→ Stored rows:
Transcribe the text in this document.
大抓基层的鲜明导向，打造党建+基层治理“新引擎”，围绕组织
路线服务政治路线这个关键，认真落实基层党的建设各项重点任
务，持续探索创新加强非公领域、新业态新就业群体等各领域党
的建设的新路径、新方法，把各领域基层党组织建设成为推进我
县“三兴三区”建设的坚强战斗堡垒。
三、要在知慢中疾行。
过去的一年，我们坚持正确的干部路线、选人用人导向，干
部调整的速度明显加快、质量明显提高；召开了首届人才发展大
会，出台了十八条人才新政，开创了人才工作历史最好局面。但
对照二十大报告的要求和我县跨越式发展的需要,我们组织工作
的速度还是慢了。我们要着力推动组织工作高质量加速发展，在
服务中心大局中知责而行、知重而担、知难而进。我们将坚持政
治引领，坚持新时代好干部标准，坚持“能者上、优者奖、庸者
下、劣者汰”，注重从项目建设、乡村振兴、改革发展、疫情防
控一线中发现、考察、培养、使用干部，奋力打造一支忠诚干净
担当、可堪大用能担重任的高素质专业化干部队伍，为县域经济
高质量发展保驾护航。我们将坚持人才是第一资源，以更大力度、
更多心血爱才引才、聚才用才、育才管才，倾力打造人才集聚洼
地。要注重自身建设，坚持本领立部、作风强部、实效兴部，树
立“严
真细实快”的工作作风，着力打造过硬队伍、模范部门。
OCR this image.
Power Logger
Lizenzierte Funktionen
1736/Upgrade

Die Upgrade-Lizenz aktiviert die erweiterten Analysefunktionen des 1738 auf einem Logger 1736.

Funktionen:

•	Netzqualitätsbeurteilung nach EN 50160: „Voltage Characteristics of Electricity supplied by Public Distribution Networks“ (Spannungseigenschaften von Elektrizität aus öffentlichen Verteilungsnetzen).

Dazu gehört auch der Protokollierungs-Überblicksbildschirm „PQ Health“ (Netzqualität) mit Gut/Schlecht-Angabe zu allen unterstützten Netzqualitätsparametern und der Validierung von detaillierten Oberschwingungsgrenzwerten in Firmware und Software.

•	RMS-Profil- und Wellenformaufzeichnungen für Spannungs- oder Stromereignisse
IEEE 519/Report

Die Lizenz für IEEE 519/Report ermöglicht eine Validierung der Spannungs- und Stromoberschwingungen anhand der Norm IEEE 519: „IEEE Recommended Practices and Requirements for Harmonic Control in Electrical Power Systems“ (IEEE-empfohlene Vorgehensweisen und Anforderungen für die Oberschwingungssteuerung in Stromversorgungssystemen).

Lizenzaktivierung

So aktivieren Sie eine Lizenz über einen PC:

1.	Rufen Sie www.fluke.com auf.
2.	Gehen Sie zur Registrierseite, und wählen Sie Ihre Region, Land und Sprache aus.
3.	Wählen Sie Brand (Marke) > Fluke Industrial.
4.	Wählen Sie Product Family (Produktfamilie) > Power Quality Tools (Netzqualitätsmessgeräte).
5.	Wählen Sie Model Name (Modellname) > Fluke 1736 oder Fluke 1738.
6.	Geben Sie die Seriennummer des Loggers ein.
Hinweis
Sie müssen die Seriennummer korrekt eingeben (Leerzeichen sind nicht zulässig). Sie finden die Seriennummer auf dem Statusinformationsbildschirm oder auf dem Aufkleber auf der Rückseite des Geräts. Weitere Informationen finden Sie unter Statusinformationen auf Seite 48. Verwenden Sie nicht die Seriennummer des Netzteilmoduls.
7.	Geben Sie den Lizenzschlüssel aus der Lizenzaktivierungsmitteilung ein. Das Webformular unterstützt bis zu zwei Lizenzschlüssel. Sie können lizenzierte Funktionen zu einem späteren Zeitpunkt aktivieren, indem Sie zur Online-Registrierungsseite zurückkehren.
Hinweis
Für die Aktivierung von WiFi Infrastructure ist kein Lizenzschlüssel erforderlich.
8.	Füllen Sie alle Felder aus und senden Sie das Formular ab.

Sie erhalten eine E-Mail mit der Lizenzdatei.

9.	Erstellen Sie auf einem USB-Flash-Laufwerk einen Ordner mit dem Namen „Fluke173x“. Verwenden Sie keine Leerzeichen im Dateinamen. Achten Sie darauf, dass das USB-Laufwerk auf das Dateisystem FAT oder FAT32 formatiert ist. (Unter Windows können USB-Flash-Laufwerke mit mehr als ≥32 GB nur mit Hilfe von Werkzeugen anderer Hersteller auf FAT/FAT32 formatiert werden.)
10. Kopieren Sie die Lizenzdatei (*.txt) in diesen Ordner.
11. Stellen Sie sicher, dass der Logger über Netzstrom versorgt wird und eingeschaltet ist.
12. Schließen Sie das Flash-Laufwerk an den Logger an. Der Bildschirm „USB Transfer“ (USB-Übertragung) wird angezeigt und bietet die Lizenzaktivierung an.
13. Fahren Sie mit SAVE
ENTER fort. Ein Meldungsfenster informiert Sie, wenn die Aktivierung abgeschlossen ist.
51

→ Exercise aim:
Copy every record above exactly as it appears.

→ The completed task:
Transcribe the text in this document.
大抓基层的鲜明导向，打造党建+基层治理“新引擎”，围绕组织
路线服务政治路线这个关键，认真落实基层党的建设各项重点任
务，持续探索创新加强非公领域、新业态新就业群体等各领域党
的建设的新路径、新方法，把各领域基层党组织建设成为推进我
县“三兴三区”建设的坚强战斗堡垒。
三、要在知慢中疾行。
过去的一年，我们坚持正确的干部路线、选人用人导向，干
部调整的速度明显加快、质量明显提高；召开了首届人才发展大
会，出台了十八条人才新政，开创了人才工作历史最好局面。但
对照二十大报告的要求和我县跨越式发展的需要,我们组织工作
的速度还是慢了。我们要着力推动组织工作高质量加速发展，在
服务中心大局中知责而行、知重而担、知难而进。我们将坚持政
治引领，坚持新时代好干部标准，坚持“能者上、优者奖、庸者
下、劣者汰”，注重从项目建设、乡村振兴、改革发展、疫情防
控一线中发现、考察、培养、使用干部，奋力打造一支忠诚干净
担当、可堪大用能担重任的高素质专业化干部队伍，为县域经济
高质量发展保驾护航。我们将坚持人才是第一资源，以更大力度、
更多心血爱才引才、聚才用才、育才管才，倾力打造人才集聚洼
地。要注重自身建设，坚持本领立部、作风强部、实效兴部，树
立“严
真细实快”的工作作风，着力打造过硬队伍、模范部门。
OCR this image.
Power Logger
Lizenzierte Funktionen
1736/Upgrade

Die Upgrade-Lizenz aktiviert die erweiterten Analysefunktionen des 1738 auf einem Logger 1736.

Funktionen:

•	Netzqualitätsbeurteilung nach EN 50160: „Voltage Characteristics of Electricity supplied by Public Distribution Networks“ (Spannungseigenschaften von Elektrizität aus öffentlichen Verteilungsnetzen).

Dazu gehört auch der Protokollierungs-Überblicksbildschirm „PQ Health“ (Netzqualität) mit Gut/Schlecht-Angabe zu allen unterstützten Netzqualitätsparametern und der Validierung von detaillierten Oberschwingungsgrenzwerten in Firmware und Software.

•	RMS-Profil- und Wellenformaufzeichnungen für Spannungs- oder Stromereignisse
IEEE 519/Report

Die Lizenz für IEEE 519/Report ermöglicht eine Validierung der Spannungs- und Stromoberschwingungen anhand der Norm IEEE 519: „IEEE Recommended Practices and Requirements for Harmonic Control in Electrical Power Systems“ (IEEE-empfohlene Vorgehensweisen und Anforderungen für die Oberschwingungssteuerung in Stromversorgungssystemen).

Lizenzaktivierung

So aktivieren Sie eine Lizenz über einen PC:

1.	Rufen Sie www.fluke.com auf.
2.	Gehen Sie zur Registrierseite, und wählen Sie Ihre Region, Land und Sprache aus.
3.	Wählen Sie Brand (Marke) > Fluke Industrial.
4.	Wählen Sie Product Family (Produktfamilie) > Power Quality Tools (Netzqualitätsmessgeräte).
5.	Wählen Sie Model Name (Modellname) > Fluke 1736 oder Fluke 1738.
6.	Geben Sie die Seriennummer des Loggers ein.
Hinweis
Sie müssen die Seriennummer korrekt eingeben (Leerzeichen sind nicht zulässig). Sie finden die Seriennummer auf dem Statusinformationsbildschirm oder auf dem Aufkleber auf der Rückseite des Geräts. Weitere Informationen finden Sie unter Statusinformationen auf Seite 48. Verwenden Sie nicht die Seriennummer des Netzteilmoduls.
7.	Geben Sie den Lizenzschlüssel aus der Lizenzaktivierungsmitteilung ein. Das Webformular unterstützt bis zu zwei Lizenzschlüssel. Sie können lizenzierte Funktionen zu einem späteren Zeitpunkt aktivieren, indem Sie zur Online-Registrierungsseite zurückkehren.
Hinweis
Für die Aktivierung von WiFi Infrastructure ist kein Lizenzschlüssel erforderlich.
8.	Füllen Sie alle Felder aus und senden Sie das Formular ab.

Sie erhalten eine E-Mail mit der Lizenzdatei.

9.	Erstellen Sie auf einem USB-Flash-Laufwerk einen Ordner mit dem Namen „Fluke173x“. Verwenden Sie keine Leerzeichen im Dateinamen. Achten Sie darauf, dass das USB-Laufwerk auf das Dateisystem FAT oder FAT32 formatiert ist. (Unter Windows können USB-Flash-Laufwerke mit mehr als ≥32 GB nur mit Hilfe von Werkzeugen anderer Hersteller auf FAT/FAT32 formatiert werden.)
10. Kopieren Sie die Lizenzdatei (*.txt) in diesen Ordner.
11. Stellen Sie sicher, dass der Logger über Netzstrom versorgt wird und eingeschaltet ist.
12. Schließen Sie das Flash-Laufwerk an den Logger an. Der Bildschirm „USB Transfer“ (USB-Übertragung) wird angezeigt und bietet die Lizenzaktivierung an.
13. Fahren Sie mit SAVE
ENTER fort. Ein Meldungsfenster informiert Sie, wenn die Aktivierung abgeschlossen ist.
51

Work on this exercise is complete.